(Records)
○ ○ ○
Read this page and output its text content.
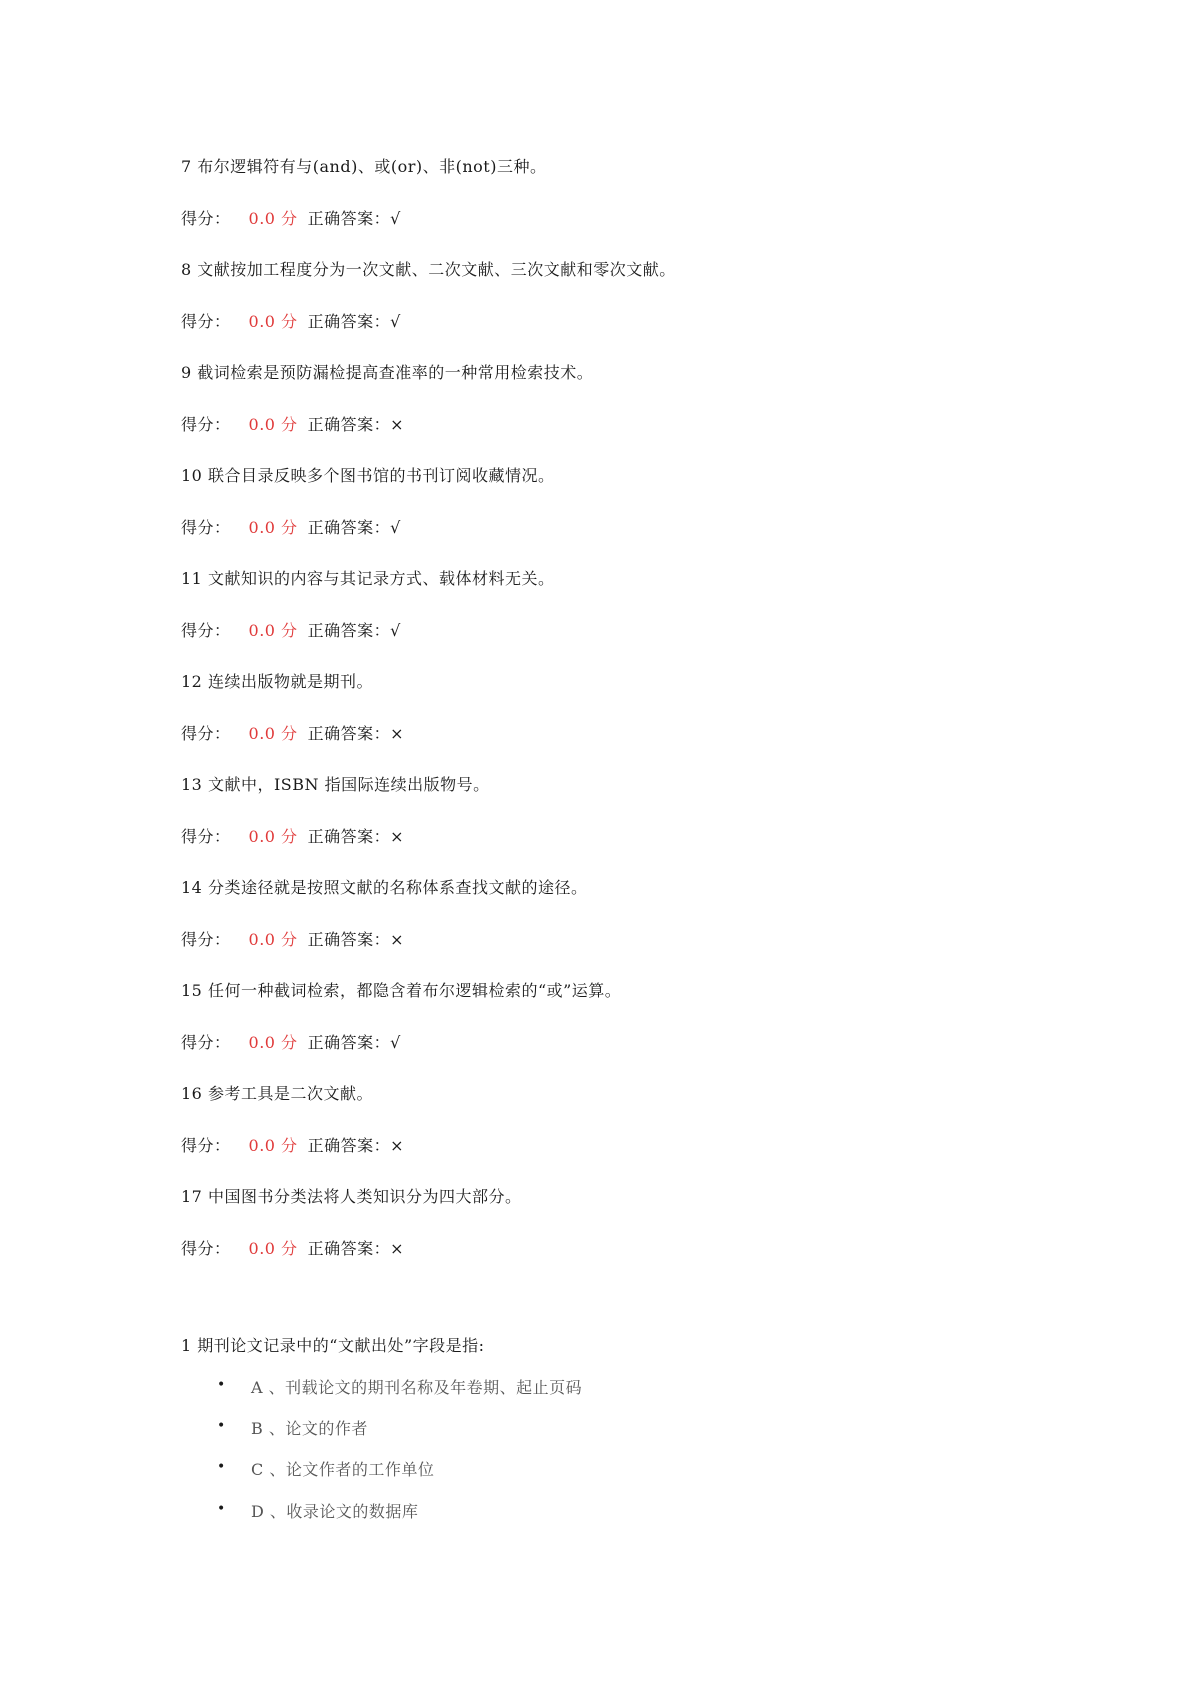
7 布尔逻辑符有与(and)、或(or)、非(not)三种。
得分： 0.0 分 正确答案：√
8 文献按加工程度分为一次文献、二次文献、三次文献和零次文献。
得分： 0.0 分 正确答案：√
9 截词检索是预防漏检提高查准率的一种常用检索技术。
得分： 0.0 分 正确答案：×
10 联合目录反映多个图书馆的书刊订阅收藏情况。
得分： 0.0 分 正确答案：√
11 文献知识的内容与其记录方式、载体材料无关。
得分： 0.0 分 正确答案：√
12 连续出版物就是期刊。
得分： 0.0 分 正确答案：×
13 文献中，ISBN 指国际连续出版物号。
得分： 0.0 分 正确答案：×
14 分类途径就是按照文献的名称体系查找文献的途径。
得分： 0.0 分 正确答案：×
15 任何一种截词检索，都隐含着布尔逻辑检索的“或”运算。
得分： 0.0 分 正确答案：√
16 参考工具是二次文献。
得分： 0.0 分 正确答案：×
17 中国图书分类法将人类知识分为四大部分。
得分： 0.0 分 正确答案：×
1 期刊论文记录中的“文献出处”字段是指:
• A 、刊载论文的期刊名称及年卷期、起止页码
• B 、论文的作者
• C 、论文作者的工作单位
• D 、收录论文的数据库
○ ○ ○
- _INSTRUCTIONS FOR THE TASK_
Print out every entry above without changing a word, and leave out the pictures.

- _THE RESULT_
Read this page and output its text content.
7 布尔逻辑符有与(and)、或(or)、非(not)三种。
得分： 0.0 分 正确答案：√
8 文献按加工程度分为一次文献、二次文献、三次文献和零次文献。
得分： 0.0 分 正确答案：√
9 截词检索是预防漏检提高查准率的一种常用检索技术。
得分： 0.0 分 正确答案：×
10 联合目录反映多个图书馆的书刊订阅收藏情况。
得分： 0.0 分 正确答案：√
11 文献知识的内容与其记录方式、载体材料无关。
得分： 0.0 分 正确答案：√
12 连续出版物就是期刊。
得分： 0.0 分 正确答案：×
13 文献中，ISBN 指国际连续出版物号。
得分： 0.0 分 正确答案：×
14 分类途径就是按照文献的名称体系查找文献的途径。
得分： 0.0 分 正确答案：×
15 任何一种截词检索，都隐含着布尔逻辑检索的“或”运算。
得分： 0.0 分 正确答案：√
16 参考工具是二次文献。
得分： 0.0 分 正确答案：×
17 中国图书分类法将人类知识分为四大部分。
得分： 0.0 分 正确答案：×
1 期刊论文记录中的“文献出处”字段是指:
• A 、刊载论文的期刊名称及年卷期、起止页码
• B 、论文的作者
• C 、论文作者的工作单位
• D 、收录论文的数据库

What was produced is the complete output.